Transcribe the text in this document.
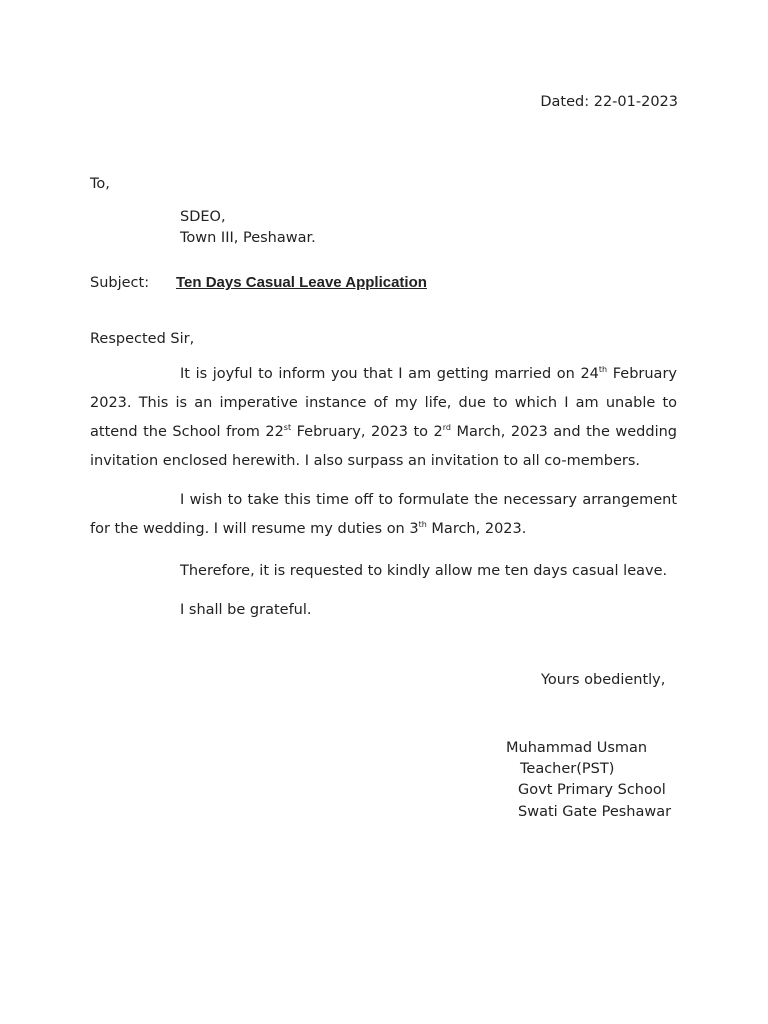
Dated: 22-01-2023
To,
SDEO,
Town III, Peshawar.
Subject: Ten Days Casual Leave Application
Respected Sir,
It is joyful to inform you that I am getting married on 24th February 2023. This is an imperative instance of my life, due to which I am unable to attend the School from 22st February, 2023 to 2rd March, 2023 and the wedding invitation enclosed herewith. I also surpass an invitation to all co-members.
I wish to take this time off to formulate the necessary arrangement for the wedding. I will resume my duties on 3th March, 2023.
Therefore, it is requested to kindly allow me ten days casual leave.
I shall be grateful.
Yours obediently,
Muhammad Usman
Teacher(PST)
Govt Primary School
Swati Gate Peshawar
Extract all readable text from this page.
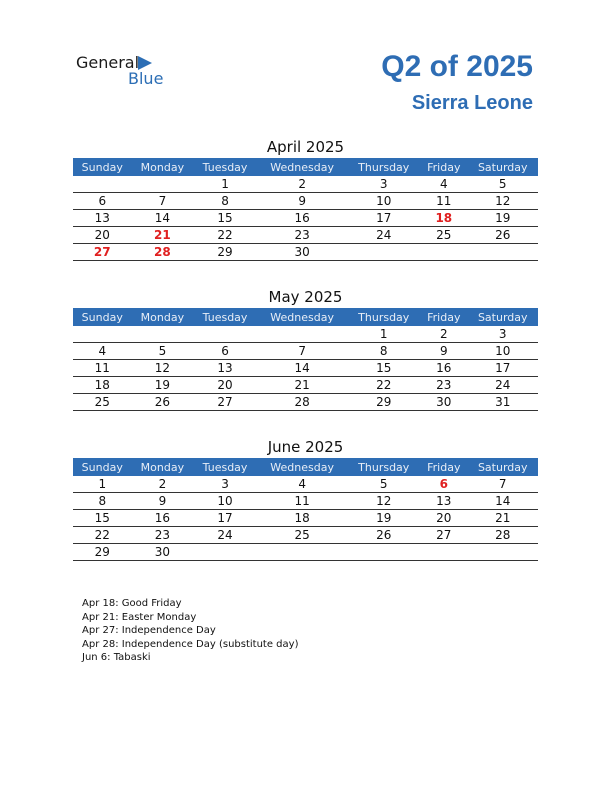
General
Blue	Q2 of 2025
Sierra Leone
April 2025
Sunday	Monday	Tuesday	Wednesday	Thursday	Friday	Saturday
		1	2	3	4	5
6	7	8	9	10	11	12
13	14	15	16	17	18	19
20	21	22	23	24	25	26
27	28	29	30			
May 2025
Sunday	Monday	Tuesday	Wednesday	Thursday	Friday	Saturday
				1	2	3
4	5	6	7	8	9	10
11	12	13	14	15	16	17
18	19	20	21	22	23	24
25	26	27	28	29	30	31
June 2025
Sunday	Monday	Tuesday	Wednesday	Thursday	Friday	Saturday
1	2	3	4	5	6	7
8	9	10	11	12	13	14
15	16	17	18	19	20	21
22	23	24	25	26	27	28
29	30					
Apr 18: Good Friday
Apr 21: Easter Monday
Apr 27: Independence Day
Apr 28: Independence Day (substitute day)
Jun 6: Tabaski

**Exercise task:**
Omit the pictures and reproduce the listing exactly.

**Written solution:**
Transcribe the text in this document.
Dated: 22-01-2023
To,
SDEO,
Town III, Peshawar.
Subject: Ten Days Casual Leave Application
Respected Sir,
It is joyful to inform you that I am getting married on 24th February 2023. This is an imperative instance of my life, due to which I am unable to attend the School from 22st February, 2023 to 2rd March, 2023 and the wedding invitation enclosed herewith. I also surpass an invitation to all co-members.
I wish to take this time off to formulate the necessary arrangement for the wedding. I will resume my duties on 3th March, 2023.
Therefore, it is requested to kindly allow me ten days casual leave.
I shall be grateful.
Yours obediently,
Muhammad Usman
Teacher(PST)
Govt Primary School
Swati Gate Peshawar
Extract all readable text from this page.
General
Blue	Q2 of 2025
Sierra Leone
April 2025
Sunday	Monday	Tuesday	Wednesday	Thursday	Friday	Saturday
		1	2	3	4	5
6	7	8	9	10	11	12
13	14	15	16	17	18	19
20	21	22	23	24	25	26
27	28	29	30			
May 2025
Sunday	Monday	Tuesday	Wednesday	Thursday	Friday	Saturday
				1	2	3
4	5	6	7	8	9	10
11	12	13	14	15	16	17
18	19	20	21	22	23	24
25	26	27	28	29	30	31
June 2025
Sunday	Monday	Tuesday	Wednesday	Thursday	Friday	Saturday
1	2	3	4	5	6	7
8	9	10	11	12	13	14
15	16	17	18	19	20	21
22	23	24	25	26	27	28
29	30					
Apr 18: Good Friday
Apr 21: Easter Monday
Apr 27: Independence Day
Apr 28: Independence Day (substitute day)
Jun 6: Tabaski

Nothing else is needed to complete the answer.